- Instructions for the task: Please return every line from the entries that has the string "voitaisiin" in it.

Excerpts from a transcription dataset
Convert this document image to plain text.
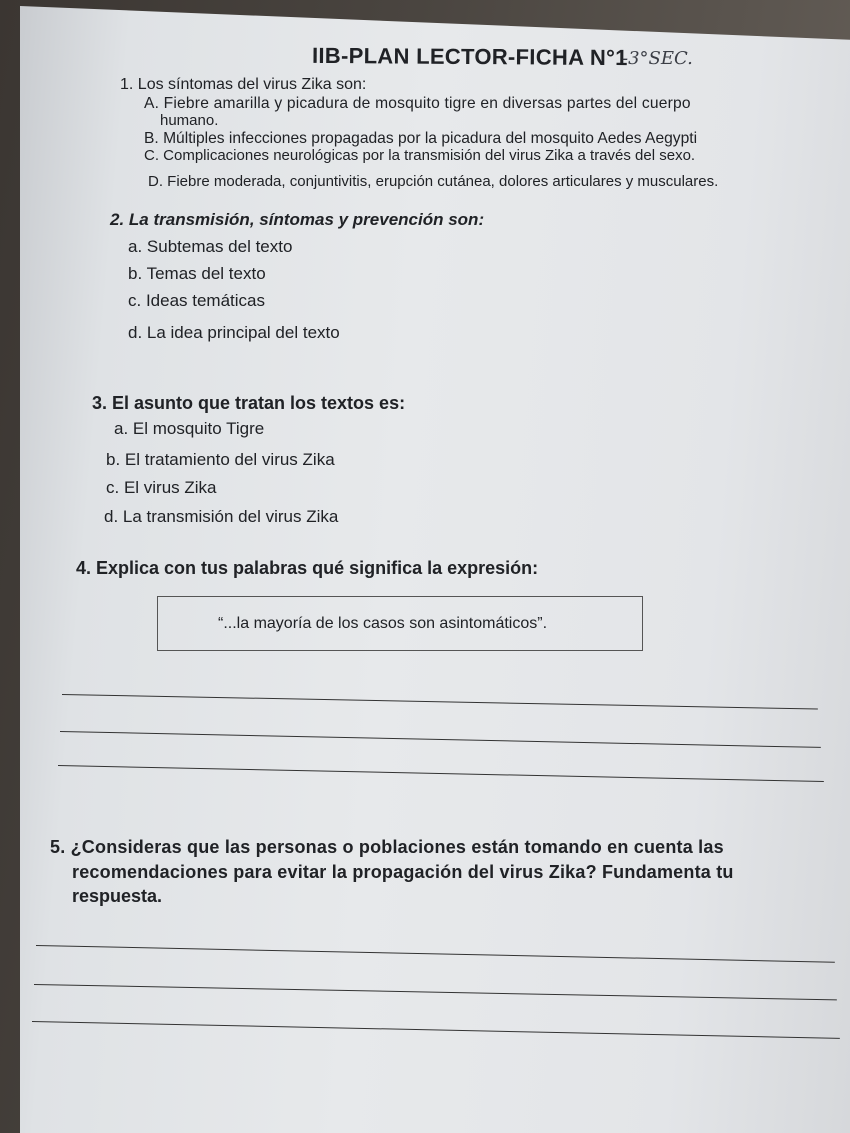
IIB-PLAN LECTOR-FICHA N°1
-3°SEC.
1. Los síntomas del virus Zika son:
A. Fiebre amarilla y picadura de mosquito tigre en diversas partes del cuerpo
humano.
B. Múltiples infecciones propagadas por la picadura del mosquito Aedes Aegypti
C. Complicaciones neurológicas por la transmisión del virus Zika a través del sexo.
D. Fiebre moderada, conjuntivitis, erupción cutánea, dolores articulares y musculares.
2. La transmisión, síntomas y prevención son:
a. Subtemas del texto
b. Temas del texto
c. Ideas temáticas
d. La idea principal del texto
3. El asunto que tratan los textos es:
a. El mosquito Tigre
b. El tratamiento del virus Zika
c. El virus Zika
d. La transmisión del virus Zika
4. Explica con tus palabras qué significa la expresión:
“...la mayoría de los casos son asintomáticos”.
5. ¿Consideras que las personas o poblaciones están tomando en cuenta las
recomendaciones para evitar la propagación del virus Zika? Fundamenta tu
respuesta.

...

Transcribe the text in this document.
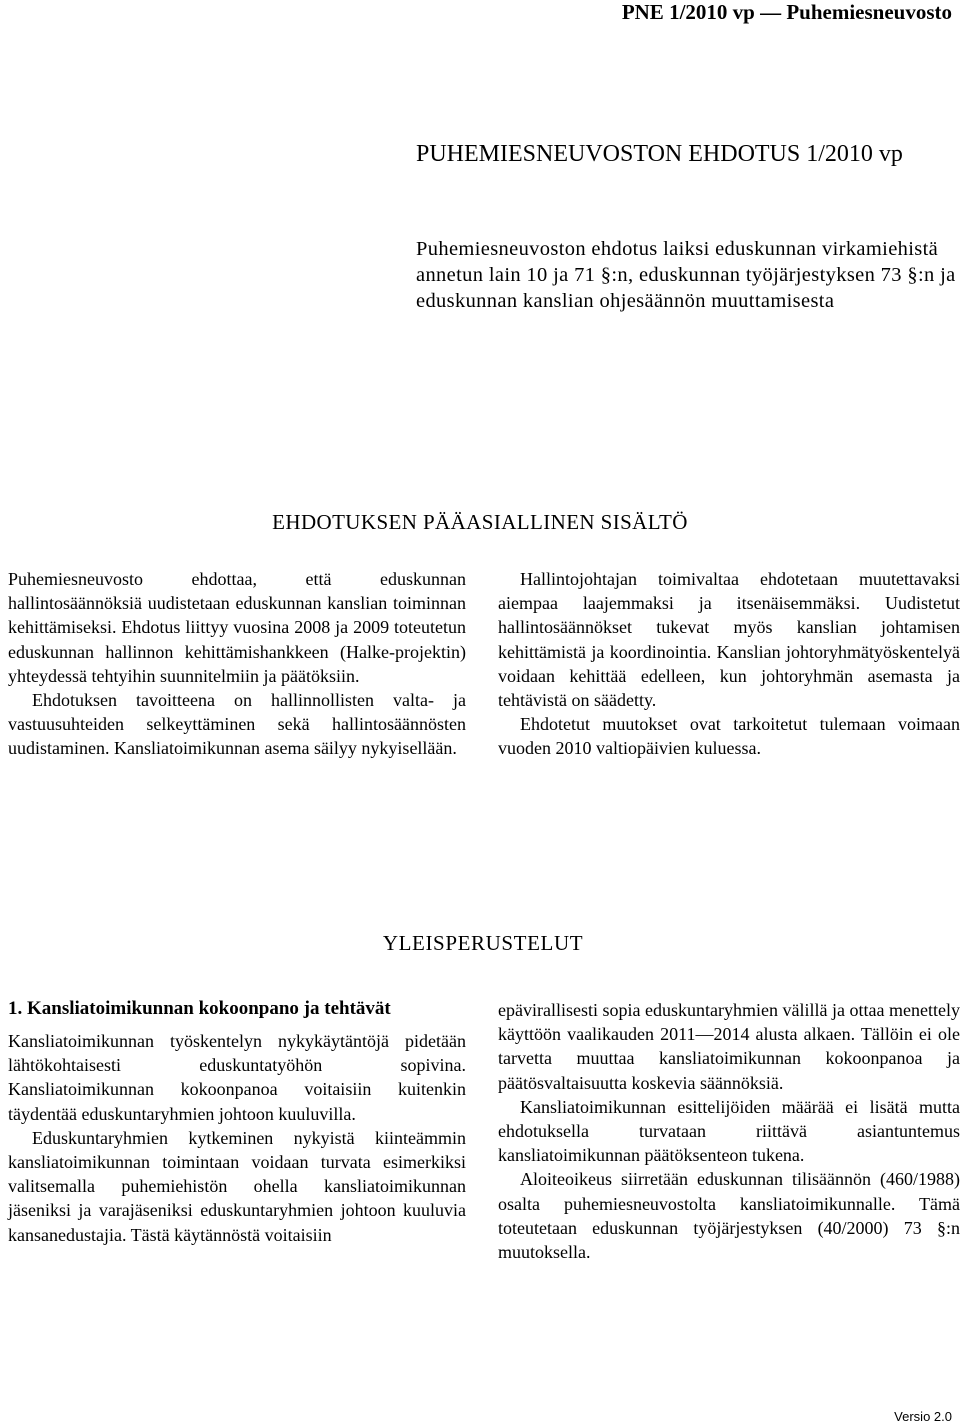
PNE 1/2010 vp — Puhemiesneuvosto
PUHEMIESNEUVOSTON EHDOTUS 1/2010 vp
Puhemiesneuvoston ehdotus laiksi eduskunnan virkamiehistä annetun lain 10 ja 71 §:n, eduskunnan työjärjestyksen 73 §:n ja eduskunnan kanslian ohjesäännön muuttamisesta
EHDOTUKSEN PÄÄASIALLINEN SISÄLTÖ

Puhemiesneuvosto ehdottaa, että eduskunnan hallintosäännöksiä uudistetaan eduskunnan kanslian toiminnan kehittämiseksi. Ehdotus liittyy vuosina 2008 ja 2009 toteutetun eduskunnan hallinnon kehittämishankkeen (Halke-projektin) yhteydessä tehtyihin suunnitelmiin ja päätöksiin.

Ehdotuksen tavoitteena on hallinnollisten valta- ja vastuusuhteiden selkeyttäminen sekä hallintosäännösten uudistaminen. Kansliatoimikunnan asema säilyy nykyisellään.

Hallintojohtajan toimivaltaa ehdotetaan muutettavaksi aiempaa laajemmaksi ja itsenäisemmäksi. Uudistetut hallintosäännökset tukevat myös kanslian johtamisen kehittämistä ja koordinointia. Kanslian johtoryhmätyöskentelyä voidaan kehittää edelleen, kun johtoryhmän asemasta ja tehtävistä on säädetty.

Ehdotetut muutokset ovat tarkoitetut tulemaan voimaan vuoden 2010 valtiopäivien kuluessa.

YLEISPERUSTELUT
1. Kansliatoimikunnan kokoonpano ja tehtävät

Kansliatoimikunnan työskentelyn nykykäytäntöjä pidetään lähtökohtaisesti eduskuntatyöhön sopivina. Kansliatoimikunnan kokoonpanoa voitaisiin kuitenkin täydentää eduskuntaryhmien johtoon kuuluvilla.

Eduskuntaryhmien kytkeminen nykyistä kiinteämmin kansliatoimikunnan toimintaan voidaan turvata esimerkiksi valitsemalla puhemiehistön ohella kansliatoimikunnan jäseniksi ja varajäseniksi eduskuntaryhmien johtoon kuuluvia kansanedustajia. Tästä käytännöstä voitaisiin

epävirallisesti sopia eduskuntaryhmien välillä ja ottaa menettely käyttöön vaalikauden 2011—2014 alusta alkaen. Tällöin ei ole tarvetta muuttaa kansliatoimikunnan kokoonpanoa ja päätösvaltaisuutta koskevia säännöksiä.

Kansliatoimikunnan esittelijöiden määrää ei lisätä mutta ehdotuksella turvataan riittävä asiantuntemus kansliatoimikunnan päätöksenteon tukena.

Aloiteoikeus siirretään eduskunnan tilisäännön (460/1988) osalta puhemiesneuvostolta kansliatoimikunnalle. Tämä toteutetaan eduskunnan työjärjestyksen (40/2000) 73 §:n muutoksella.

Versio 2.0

- Response:
Kansliatoimikunnan työskentelyn nykykäytäntöjä pidetään lähtökohtaisesti eduskuntatyöhön sopivina. Kansliatoimikunnan kokoonpanoa voitaisiin kuitenkin täydentää eduskuntaryhmien johtoon kuuluvilla.
Eduskuntaryhmien kytkeminen nykyistä kiinteämmin kansliatoimikunnan toimintaan voidaan turvata esimerkiksi valitsemalla puhemiehistön ohella kansliatoimikunnan jäseniksi ja varajäseniksi eduskuntaryhmien johtoon kuuluvia kansanedustajia. Tästä käytännöstä voitaisiin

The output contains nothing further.